======== Given records
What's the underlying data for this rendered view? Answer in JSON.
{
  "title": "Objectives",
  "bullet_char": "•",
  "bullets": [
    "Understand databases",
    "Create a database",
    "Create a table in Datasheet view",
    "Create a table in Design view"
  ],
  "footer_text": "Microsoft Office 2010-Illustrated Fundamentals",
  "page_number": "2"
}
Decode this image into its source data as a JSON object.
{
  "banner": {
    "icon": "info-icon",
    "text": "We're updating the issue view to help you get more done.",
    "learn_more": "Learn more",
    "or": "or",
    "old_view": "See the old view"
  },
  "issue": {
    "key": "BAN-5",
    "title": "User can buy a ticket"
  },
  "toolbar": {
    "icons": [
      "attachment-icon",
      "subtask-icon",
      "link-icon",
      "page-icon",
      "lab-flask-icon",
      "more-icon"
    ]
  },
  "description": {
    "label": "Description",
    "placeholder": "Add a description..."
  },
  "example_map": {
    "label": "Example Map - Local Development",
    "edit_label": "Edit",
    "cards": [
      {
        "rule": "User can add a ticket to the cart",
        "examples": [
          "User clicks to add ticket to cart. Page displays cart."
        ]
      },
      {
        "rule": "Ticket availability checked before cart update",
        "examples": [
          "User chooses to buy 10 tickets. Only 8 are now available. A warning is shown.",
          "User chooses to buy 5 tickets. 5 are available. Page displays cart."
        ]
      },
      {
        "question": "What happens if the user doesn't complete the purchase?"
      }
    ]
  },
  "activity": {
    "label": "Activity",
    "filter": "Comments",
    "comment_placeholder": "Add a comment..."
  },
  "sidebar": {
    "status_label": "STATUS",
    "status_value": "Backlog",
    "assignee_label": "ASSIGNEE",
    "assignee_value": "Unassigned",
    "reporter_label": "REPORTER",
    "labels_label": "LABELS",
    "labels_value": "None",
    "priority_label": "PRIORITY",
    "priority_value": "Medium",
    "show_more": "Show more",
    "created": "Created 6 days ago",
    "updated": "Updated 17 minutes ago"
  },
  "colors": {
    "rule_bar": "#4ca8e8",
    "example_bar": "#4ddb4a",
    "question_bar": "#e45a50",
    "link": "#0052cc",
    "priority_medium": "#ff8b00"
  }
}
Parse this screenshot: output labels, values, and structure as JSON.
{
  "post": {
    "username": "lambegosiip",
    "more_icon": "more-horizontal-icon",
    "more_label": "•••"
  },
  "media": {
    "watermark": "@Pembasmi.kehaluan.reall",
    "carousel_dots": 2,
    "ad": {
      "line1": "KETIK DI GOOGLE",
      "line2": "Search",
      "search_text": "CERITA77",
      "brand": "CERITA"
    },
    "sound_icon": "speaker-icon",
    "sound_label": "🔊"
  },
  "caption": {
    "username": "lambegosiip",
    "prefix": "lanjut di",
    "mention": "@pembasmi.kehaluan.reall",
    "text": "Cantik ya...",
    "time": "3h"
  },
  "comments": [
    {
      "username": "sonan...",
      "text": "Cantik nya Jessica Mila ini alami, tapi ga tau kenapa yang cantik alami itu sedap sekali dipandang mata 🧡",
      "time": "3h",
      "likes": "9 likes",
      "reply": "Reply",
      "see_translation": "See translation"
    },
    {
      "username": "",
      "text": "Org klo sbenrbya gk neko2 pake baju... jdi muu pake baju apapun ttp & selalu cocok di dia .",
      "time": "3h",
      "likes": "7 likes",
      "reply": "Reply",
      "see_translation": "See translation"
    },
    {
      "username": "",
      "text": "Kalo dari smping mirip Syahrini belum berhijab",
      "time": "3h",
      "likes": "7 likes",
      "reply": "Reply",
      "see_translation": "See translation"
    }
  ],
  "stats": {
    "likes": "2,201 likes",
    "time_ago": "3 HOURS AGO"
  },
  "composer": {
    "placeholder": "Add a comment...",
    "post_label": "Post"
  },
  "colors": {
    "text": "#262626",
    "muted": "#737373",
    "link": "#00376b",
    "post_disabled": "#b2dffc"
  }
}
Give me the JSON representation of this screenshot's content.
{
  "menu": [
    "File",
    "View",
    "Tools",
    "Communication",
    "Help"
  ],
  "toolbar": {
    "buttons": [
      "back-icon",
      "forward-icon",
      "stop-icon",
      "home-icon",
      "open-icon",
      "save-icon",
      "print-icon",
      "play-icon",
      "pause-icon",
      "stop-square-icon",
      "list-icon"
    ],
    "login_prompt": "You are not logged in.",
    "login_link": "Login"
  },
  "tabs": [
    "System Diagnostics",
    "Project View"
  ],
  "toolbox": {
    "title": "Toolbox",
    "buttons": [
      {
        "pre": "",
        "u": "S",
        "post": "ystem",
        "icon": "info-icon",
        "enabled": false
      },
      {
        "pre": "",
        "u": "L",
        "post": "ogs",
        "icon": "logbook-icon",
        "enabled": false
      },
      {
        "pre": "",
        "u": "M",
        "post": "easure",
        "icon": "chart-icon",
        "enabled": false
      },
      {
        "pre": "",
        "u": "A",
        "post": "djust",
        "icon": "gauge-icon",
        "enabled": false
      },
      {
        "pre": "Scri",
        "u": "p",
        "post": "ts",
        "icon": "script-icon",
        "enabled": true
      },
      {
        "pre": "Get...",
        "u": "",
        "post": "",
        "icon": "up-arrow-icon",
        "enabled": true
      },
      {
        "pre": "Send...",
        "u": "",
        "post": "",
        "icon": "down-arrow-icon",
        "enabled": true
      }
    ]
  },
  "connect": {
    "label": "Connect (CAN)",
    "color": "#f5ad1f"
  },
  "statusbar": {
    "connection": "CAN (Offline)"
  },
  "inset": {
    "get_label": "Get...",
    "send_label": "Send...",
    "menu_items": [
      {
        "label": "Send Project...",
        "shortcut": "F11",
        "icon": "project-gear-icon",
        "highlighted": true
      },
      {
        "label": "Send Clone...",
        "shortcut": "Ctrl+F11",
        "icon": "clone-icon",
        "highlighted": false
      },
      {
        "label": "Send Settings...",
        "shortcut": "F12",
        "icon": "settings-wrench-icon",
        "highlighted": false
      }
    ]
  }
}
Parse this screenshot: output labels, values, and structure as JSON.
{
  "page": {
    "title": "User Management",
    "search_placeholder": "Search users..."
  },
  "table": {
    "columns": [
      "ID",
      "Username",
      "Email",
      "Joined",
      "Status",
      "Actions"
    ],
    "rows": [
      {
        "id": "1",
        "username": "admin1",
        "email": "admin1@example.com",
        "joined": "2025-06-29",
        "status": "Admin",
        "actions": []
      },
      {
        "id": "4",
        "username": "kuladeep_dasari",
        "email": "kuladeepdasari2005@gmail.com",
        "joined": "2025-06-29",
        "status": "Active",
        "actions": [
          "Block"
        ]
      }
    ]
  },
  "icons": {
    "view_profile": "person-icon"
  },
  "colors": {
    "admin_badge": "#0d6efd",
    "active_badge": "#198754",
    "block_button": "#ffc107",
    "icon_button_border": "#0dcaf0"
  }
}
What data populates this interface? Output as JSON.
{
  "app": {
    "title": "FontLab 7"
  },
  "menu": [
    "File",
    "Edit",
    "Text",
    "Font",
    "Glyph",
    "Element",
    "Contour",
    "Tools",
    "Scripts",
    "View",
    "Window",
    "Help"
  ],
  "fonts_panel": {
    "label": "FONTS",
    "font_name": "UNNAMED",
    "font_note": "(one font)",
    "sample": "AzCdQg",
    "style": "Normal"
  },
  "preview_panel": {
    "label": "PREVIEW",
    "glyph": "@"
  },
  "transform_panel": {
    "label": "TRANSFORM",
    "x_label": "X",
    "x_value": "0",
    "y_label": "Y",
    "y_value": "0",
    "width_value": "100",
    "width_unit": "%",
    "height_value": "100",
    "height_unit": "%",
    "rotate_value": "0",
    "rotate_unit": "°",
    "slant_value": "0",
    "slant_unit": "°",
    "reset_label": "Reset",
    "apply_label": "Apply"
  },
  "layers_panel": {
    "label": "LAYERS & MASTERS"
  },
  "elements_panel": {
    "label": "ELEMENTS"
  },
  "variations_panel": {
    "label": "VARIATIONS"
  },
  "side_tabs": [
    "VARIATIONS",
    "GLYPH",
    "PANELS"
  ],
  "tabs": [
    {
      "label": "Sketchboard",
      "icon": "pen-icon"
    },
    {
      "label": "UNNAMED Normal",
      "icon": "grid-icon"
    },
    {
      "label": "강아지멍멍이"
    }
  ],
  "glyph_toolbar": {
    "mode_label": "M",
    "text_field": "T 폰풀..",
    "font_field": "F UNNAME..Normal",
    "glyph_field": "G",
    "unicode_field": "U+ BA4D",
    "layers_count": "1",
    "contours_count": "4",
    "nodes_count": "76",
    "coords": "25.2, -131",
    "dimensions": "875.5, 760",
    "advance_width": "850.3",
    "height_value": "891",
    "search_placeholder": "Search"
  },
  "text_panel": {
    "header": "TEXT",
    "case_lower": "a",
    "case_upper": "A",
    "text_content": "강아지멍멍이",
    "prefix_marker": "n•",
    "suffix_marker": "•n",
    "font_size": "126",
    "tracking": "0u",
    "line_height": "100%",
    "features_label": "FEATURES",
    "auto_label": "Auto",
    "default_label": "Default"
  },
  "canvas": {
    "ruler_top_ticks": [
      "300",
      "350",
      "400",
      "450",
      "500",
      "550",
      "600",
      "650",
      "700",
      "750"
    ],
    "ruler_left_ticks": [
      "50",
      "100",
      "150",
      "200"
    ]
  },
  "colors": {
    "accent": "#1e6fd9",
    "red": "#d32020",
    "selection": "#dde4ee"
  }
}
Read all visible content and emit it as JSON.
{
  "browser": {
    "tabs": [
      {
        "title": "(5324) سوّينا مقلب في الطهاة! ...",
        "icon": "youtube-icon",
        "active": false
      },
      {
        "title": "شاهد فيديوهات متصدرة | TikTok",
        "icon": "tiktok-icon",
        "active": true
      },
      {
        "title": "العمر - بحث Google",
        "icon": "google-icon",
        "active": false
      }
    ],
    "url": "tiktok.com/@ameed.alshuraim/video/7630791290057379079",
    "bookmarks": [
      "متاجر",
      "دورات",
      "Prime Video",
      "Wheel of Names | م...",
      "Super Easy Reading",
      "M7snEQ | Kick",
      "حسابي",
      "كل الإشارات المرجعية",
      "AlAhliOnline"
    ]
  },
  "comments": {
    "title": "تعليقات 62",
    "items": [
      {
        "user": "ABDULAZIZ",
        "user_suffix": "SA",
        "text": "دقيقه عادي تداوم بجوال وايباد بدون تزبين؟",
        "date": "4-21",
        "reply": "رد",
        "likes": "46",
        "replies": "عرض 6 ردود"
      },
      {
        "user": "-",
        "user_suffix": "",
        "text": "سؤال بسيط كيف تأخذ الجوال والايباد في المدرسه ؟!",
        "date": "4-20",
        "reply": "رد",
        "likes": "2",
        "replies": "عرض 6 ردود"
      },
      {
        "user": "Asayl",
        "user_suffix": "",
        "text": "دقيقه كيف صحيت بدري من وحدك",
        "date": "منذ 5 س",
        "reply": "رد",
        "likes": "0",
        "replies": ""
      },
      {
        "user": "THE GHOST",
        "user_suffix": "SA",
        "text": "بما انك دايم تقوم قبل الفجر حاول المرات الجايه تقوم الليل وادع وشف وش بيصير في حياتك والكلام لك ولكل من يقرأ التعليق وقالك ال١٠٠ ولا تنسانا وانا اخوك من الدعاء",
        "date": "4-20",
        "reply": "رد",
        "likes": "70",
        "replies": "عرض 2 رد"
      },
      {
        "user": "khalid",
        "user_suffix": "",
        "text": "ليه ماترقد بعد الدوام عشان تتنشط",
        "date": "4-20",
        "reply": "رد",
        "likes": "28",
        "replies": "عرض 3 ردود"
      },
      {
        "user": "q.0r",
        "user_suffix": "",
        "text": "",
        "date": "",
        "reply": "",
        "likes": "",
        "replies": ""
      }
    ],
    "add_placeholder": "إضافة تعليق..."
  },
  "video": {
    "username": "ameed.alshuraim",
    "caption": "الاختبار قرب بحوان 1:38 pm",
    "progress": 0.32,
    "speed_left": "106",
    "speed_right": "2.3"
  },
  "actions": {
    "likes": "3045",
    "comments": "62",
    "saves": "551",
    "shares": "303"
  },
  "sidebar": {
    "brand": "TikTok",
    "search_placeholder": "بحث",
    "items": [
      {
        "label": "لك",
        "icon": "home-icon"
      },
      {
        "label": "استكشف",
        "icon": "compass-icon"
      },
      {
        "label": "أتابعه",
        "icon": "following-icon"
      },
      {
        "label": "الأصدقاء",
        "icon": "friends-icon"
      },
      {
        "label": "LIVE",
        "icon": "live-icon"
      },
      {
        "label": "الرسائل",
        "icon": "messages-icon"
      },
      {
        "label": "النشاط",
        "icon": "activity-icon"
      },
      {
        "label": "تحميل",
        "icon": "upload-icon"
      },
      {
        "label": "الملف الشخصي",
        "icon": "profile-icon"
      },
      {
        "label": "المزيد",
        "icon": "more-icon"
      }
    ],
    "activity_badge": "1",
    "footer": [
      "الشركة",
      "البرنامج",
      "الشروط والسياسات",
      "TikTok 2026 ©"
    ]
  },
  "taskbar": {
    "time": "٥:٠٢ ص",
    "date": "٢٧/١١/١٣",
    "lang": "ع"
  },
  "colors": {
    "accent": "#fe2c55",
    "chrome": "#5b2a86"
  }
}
================
### [Exercise]
Return each line among the entries that holds the word "reall".

### [Completed exercise]
    "watermark": "@Pembasmi.kehaluan.reall",
    "mention": "@pembasmi.kehaluan.reall",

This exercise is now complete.